**PROBLEM REQUIREMENTS**
Exactly reproduce the lines from the line that has "What does this" down to the last line of the entries, inclusive.

**DATA ENTRIES**
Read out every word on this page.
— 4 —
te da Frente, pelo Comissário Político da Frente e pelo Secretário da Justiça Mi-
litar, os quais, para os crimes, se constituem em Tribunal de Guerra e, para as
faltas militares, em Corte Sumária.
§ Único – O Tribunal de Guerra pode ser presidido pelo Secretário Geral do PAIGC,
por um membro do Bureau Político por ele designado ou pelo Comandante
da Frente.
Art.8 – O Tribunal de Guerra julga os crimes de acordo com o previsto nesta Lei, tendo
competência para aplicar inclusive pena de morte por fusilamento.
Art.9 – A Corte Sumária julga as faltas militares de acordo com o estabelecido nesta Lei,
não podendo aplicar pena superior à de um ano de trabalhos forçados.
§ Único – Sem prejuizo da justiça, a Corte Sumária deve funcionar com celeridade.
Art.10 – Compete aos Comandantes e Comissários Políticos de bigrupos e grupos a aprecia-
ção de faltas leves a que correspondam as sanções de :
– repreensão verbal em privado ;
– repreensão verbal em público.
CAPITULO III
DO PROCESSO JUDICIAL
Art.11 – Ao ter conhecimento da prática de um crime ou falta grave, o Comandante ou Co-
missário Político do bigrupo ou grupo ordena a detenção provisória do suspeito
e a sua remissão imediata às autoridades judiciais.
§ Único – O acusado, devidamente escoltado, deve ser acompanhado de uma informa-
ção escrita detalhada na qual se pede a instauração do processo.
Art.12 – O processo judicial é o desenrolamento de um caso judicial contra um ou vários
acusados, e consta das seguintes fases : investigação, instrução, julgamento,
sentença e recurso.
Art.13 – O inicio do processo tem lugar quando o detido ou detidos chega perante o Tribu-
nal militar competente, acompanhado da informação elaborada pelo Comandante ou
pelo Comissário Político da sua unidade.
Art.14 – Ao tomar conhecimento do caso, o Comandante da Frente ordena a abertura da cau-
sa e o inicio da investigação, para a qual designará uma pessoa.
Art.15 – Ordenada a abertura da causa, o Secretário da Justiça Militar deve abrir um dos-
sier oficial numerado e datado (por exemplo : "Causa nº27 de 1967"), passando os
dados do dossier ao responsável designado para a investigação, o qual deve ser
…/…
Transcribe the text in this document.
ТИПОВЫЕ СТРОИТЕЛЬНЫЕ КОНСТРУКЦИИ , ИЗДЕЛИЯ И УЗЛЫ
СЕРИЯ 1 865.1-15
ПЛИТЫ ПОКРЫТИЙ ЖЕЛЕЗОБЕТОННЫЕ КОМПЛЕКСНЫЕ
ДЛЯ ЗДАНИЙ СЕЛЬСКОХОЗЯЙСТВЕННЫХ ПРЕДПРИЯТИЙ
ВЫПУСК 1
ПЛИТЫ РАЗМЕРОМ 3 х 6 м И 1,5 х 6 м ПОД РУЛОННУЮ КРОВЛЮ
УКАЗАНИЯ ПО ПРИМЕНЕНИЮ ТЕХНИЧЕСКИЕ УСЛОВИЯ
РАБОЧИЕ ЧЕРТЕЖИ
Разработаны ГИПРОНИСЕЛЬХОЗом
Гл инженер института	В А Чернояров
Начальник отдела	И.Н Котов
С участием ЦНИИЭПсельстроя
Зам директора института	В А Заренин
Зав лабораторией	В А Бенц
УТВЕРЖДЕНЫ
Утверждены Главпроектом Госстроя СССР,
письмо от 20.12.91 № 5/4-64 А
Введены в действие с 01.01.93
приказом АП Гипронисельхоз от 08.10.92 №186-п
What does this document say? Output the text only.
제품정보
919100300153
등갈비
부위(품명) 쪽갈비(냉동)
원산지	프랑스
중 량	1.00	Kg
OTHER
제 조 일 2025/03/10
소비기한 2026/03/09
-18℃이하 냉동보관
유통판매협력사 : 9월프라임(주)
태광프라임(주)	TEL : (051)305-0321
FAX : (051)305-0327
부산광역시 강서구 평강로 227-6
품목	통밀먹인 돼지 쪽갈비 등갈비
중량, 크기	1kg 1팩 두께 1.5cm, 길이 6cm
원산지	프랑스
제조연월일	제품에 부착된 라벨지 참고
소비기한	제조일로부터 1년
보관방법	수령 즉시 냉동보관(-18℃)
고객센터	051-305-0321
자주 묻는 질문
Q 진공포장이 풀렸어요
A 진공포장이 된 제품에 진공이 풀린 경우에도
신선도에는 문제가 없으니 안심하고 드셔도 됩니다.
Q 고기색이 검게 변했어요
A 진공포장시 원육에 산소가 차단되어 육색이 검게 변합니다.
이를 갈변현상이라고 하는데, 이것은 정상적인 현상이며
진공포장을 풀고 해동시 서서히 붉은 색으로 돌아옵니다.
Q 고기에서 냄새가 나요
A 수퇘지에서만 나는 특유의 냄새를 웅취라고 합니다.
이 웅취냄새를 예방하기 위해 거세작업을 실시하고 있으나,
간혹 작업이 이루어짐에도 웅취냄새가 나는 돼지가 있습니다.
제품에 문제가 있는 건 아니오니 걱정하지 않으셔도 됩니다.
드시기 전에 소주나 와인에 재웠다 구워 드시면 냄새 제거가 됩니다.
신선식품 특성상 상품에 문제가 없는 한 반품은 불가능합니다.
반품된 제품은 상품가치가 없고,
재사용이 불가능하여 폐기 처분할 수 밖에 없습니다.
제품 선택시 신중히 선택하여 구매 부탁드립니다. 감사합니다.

**CORRECT RESULT**
What does this document say? Output the text only.
제품정보
919100300153
등갈비
부위(품명) 쪽갈비(냉동)
원산지	프랑스
중 량	1.00	Kg
OTHER
제 조 일 2025/03/10
소비기한 2026/03/09
-18℃이하 냉동보관
유통판매협력사 : 9월프라임(주)
태광프라임(주)	TEL : (051)305-0321
FAX : (051)305-0327
부산광역시 강서구 평강로 227-6
품목	통밀먹인 돼지 쪽갈비 등갈비
중량, 크기	1kg 1팩 두께 1.5cm, 길이 6cm
원산지	프랑스
제조연월일	제품에 부착된 라벨지 참고
소비기한	제조일로부터 1년
보관방법	수령 즉시 냉동보관(-18℃)
고객센터	051-305-0321
자주 묻는 질문
Q 진공포장이 풀렸어요
A 진공포장이 된 제품에 진공이 풀린 경우에도
신선도에는 문제가 없으니 안심하고 드셔도 됩니다.
Q 고기색이 검게 변했어요
A 진공포장시 원육에 산소가 차단되어 육색이 검게 변합니다.
이를 갈변현상이라고 하는데, 이것은 정상적인 현상이며
진공포장을 풀고 해동시 서서히 붉은 색으로 돌아옵니다.
Q 고기에서 냄새가 나요
A 수퇘지에서만 나는 특유의 냄새를 웅취라고 합니다.
이 웅취냄새를 예방하기 위해 거세작업을 실시하고 있으나,
간혹 작업이 이루어짐에도 웅취냄새가 나는 돼지가 있습니다.
제품에 문제가 있는 건 아니오니 걱정하지 않으셔도 됩니다.
드시기 전에 소주나 와인에 재웠다 구워 드시면 냄새 제거가 됩니다.
신선식품 특성상 상품에 문제가 없는 한 반품은 불가능합니다.
반품된 제품은 상품가치가 없고,
재사용이 불가능하여 폐기 처분할 수 밖에 없습니다.
제품 선택시 신중히 선택하여 구매 부탁드립니다. 감사합니다.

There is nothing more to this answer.